(AIM): Could you edit the records from the start through the line containing "note-thumbnail: ssic Mini" so that "row-divider" becomes "separator-line", with the rest of those lines unchanged, and give back only those lines?

:: RAW DATA

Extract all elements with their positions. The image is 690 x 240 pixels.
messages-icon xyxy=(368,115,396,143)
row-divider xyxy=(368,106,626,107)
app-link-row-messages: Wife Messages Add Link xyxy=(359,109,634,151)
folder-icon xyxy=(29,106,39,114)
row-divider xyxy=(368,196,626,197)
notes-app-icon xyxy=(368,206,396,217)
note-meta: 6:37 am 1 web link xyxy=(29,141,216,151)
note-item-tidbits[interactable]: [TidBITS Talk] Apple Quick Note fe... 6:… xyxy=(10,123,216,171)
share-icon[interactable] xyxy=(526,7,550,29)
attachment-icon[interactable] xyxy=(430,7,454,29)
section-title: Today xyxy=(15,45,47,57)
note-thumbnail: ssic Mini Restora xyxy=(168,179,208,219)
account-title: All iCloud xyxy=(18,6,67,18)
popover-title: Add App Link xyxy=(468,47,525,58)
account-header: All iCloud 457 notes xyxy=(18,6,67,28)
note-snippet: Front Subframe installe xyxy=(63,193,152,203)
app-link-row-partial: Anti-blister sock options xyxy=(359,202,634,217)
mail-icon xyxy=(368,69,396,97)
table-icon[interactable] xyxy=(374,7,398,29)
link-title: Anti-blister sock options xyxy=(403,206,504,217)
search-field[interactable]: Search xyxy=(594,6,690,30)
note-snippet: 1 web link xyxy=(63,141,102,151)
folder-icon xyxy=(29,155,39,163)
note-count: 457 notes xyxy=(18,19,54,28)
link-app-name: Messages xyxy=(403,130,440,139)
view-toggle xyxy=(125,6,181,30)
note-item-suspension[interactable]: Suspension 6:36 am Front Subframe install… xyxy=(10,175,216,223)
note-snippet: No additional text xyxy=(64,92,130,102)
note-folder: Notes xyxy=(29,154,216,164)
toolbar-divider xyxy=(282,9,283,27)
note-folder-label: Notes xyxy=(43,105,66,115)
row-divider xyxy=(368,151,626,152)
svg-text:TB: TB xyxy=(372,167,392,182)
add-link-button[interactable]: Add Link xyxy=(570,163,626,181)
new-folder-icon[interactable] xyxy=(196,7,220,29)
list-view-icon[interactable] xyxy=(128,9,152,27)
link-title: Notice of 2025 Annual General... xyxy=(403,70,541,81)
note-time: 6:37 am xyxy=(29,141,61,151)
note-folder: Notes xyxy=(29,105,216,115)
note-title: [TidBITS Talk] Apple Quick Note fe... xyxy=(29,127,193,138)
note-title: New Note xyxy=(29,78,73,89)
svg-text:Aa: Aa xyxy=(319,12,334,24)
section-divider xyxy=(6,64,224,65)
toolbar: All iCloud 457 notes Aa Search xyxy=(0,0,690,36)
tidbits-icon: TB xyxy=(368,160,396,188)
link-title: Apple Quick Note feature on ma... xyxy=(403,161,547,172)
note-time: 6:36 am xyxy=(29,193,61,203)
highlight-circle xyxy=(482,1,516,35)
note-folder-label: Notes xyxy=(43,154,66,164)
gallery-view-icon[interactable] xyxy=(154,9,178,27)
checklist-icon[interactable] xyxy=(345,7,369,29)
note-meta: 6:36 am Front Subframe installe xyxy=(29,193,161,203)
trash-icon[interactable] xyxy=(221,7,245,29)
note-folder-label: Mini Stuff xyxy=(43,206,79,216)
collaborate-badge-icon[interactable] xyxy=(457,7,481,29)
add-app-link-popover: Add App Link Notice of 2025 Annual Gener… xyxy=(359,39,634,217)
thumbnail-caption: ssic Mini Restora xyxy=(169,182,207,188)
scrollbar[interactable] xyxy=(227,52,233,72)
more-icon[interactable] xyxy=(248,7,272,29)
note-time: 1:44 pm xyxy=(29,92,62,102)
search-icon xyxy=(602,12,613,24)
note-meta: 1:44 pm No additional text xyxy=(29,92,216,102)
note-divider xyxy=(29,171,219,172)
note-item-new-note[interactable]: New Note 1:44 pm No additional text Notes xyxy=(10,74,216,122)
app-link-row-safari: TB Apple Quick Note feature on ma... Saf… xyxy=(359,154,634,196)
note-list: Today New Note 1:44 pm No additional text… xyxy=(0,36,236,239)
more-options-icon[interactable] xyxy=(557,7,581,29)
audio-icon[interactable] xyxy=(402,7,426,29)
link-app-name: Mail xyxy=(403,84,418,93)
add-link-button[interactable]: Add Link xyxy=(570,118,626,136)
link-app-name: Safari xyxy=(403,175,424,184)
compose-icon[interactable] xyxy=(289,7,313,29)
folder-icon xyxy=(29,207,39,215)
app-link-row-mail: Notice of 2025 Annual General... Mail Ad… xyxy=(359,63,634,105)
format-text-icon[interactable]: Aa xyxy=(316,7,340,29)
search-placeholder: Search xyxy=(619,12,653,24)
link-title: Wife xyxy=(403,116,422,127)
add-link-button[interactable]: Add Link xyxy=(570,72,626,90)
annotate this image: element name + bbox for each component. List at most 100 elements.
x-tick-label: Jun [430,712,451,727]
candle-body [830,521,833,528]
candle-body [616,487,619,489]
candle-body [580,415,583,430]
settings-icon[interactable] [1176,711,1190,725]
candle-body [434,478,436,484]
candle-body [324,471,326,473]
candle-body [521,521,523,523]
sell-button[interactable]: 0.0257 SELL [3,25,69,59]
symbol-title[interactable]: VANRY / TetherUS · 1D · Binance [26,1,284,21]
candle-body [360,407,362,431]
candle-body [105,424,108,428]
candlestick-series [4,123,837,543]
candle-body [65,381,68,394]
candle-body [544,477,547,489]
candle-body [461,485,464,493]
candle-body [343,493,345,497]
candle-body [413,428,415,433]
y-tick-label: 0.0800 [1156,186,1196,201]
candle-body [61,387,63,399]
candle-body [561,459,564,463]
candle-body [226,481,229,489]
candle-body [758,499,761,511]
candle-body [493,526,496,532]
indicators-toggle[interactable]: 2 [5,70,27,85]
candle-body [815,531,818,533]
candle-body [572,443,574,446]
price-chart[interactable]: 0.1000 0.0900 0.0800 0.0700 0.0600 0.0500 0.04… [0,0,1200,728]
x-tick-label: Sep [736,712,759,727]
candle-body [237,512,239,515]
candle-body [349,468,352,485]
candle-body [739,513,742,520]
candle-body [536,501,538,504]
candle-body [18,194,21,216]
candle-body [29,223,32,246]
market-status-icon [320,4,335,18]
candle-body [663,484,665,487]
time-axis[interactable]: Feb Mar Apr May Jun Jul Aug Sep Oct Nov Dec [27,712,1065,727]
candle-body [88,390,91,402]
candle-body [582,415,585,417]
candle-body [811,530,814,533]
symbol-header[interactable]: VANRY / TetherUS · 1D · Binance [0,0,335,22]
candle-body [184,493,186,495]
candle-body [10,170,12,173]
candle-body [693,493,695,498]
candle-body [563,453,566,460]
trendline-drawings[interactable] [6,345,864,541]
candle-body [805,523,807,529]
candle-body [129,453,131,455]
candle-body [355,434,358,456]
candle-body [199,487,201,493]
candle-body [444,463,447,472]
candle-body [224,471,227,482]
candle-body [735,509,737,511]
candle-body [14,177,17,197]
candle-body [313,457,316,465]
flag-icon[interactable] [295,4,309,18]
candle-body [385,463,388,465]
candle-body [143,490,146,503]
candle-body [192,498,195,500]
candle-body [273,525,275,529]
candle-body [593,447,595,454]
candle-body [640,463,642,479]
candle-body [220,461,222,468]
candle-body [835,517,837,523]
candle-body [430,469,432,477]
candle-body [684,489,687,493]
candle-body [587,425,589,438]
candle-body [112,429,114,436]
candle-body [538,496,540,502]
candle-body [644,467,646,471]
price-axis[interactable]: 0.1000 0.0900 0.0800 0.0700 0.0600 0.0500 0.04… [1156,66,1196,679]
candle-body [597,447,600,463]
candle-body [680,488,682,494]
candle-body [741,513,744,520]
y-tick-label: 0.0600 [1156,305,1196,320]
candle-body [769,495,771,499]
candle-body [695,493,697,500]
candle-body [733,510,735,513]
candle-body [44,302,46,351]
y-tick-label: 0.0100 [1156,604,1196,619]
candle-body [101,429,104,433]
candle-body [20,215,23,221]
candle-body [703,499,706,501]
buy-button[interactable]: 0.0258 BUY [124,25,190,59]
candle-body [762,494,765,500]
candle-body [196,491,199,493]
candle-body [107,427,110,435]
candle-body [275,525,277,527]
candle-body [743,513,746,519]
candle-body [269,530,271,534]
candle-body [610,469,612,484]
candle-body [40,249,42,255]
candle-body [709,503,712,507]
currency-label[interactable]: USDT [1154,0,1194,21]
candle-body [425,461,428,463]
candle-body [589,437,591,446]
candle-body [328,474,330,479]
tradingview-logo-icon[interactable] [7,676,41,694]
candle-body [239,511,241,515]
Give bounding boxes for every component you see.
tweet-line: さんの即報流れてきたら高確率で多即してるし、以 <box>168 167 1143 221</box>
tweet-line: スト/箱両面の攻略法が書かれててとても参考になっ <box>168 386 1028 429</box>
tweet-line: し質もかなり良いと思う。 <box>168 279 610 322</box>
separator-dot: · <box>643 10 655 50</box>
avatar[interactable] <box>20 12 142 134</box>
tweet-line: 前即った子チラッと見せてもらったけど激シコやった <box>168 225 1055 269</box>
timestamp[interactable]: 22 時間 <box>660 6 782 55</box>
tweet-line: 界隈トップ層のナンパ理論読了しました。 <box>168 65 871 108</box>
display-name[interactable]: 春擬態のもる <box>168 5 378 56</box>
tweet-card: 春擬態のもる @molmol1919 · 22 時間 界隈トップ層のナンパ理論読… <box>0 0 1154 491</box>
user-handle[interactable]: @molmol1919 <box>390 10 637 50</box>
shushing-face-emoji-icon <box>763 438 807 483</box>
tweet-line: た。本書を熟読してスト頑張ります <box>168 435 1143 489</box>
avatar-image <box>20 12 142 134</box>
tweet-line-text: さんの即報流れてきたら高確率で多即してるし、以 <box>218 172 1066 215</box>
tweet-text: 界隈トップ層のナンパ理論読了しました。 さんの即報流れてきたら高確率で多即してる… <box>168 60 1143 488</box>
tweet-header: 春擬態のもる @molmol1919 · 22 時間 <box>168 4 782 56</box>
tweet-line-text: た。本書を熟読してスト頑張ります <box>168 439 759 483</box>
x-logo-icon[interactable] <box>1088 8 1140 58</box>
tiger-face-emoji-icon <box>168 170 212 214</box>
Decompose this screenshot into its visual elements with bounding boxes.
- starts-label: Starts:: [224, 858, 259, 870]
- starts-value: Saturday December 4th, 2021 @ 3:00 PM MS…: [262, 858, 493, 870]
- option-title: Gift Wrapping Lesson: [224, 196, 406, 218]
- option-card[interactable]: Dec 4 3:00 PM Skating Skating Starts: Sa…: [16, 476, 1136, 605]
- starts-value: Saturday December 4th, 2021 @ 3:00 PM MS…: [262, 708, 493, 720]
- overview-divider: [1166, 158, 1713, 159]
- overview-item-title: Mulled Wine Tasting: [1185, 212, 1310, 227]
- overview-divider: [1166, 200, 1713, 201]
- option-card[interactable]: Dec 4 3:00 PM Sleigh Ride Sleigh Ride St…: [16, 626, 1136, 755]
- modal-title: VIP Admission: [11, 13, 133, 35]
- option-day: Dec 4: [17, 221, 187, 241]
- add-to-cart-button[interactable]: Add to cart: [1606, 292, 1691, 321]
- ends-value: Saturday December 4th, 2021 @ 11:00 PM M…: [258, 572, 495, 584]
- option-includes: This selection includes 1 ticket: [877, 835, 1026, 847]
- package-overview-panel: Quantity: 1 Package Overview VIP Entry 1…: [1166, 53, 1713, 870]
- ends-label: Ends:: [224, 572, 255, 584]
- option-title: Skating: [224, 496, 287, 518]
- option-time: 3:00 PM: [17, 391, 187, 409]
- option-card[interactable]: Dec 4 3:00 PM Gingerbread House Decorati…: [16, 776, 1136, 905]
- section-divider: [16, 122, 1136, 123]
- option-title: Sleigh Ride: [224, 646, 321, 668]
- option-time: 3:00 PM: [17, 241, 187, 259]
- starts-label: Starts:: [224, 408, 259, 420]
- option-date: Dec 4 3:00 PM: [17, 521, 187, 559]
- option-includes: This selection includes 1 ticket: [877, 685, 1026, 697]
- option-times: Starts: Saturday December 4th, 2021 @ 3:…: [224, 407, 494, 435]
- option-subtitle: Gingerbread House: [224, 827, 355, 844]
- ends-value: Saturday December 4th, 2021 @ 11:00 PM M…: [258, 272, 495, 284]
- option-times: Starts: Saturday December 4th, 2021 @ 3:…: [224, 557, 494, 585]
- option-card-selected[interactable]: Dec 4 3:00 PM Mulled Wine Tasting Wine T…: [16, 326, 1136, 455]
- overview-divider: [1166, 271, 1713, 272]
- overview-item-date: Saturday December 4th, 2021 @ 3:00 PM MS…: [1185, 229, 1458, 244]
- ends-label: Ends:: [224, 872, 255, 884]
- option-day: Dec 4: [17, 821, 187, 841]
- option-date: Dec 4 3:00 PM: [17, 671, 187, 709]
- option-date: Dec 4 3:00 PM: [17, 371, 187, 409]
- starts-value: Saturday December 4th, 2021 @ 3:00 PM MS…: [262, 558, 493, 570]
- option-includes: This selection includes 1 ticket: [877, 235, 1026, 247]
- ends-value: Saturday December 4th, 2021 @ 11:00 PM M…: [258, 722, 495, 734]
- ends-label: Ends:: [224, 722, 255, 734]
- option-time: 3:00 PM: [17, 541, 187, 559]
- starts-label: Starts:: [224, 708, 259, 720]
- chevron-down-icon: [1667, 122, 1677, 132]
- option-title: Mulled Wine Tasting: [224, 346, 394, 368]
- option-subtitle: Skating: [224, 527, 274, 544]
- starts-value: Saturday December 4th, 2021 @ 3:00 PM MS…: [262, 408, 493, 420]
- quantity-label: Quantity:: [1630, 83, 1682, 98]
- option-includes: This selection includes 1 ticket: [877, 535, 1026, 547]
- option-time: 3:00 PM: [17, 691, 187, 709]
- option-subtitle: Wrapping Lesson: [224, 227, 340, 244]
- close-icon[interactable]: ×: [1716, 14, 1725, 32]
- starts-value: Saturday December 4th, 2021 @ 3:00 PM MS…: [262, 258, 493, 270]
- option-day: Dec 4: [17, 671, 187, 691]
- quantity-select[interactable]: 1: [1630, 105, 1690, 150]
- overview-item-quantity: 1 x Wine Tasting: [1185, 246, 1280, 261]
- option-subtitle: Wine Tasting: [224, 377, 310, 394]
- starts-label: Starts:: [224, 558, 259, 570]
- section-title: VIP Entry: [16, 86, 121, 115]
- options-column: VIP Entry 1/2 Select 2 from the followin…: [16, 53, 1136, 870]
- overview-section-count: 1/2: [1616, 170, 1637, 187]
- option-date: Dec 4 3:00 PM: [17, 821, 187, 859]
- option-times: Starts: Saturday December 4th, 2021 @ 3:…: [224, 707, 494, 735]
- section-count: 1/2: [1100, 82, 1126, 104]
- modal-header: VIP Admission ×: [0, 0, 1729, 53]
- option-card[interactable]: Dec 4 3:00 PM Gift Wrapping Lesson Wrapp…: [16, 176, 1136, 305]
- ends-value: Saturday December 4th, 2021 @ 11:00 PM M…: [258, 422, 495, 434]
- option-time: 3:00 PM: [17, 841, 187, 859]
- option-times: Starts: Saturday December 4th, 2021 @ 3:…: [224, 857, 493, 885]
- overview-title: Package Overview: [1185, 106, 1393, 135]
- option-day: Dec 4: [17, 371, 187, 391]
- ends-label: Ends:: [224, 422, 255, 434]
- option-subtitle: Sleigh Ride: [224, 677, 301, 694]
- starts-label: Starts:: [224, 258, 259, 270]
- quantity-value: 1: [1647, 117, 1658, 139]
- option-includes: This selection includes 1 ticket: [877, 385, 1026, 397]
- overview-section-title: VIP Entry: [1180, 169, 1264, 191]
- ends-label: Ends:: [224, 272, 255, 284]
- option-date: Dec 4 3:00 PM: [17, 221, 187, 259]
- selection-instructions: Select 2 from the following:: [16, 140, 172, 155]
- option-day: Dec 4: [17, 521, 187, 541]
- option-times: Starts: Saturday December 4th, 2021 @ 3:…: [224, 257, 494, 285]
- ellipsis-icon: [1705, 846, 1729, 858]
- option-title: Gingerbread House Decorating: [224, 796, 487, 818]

::::

(RESPONSE):
Extract all elements with their positions. The image is 690 x 240 pixels.
messages-icon xyxy=(368,115,396,143)
separator-line xyxy=(368,106,626,107)
app-link-row-messages: Wife Messages Add Link xyxy=(359,109,634,151)
folder-icon xyxy=(29,106,39,114)
separator-line xyxy=(368,196,626,197)
notes-app-icon xyxy=(368,206,396,217)
note-meta: 6:37 am 1 web link xyxy=(29,141,216,151)
note-item-tidbits[interactable]: [TidBITS Talk] Apple Quick Note fe... 6:… xyxy=(10,123,216,171)
share-icon[interactable] xyxy=(526,7,550,29)
attachment-icon[interactable] xyxy=(430,7,454,29)
section-title: Today xyxy=(15,45,47,57)
note-thumbnail: ssic Mini Restora xyxy=(168,179,208,219)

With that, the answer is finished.